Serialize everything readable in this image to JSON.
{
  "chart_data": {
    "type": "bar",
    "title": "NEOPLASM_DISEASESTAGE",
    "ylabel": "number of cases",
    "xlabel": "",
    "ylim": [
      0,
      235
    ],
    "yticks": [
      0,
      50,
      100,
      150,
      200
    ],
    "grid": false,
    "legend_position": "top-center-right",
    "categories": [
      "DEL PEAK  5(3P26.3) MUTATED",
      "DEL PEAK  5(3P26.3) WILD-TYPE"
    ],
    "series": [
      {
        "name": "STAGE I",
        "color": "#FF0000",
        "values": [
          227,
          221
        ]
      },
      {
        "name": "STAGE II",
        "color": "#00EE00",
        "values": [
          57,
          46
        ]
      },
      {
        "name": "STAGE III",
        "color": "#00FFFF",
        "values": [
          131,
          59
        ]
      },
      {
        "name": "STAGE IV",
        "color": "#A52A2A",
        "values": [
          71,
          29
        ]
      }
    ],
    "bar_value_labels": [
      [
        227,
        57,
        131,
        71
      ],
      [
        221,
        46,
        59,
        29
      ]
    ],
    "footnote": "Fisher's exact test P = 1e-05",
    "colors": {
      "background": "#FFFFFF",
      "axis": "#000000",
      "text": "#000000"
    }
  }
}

....................

Your objective ::
Repeat every record, keeping each word and mark exactly as it is.

Result ::
Serialize everything readable in this image to JSON.
{
  "chart_data": {
    "type": "bar",
    "title": "NEOPLASM_DISEASESTAGE",
    "ylabel": "number of cases",
    "xlabel": "",
    "ylim": [
      0,
      235
    ],
    "yticks": [
      0,
      50,
      100,
      150,
      200
    ],
    "grid": false,
    "legend_position": "top-center-right",
    "categories": [
      "DEL PEAK  5(3P26.3) MUTATED",
      "DEL PEAK  5(3P26.3) WILD-TYPE"
    ],
    "series": [
      {
        "name": "STAGE I",
        "color": "#FF0000",
        "values": [
          227,
          221
        ]
      },
      {
        "name": "STAGE II",
        "color": "#00EE00",
        "values": [
          57,
          46
        ]
      },
      {
        "name": "STAGE III",
        "color": "#00FFFF",
        "values": [
          131,
          59
        ]
      },
      {
        "name": "STAGE IV",
        "color": "#A52A2A",
        "values": [
          71,
          29
        ]
      }
    ],
    "bar_value_labels": [
      [
        227,
        57,
        131,
        71
      ],
      [
        221,
        46,
        59,
        29
      ]
    ],
    "footnote": "Fisher's exact test P = 1e-05",
    "colors": {
      "background": "#FFFFFF",
      "axis": "#000000",
      "text": "#000000"
    }
  }
}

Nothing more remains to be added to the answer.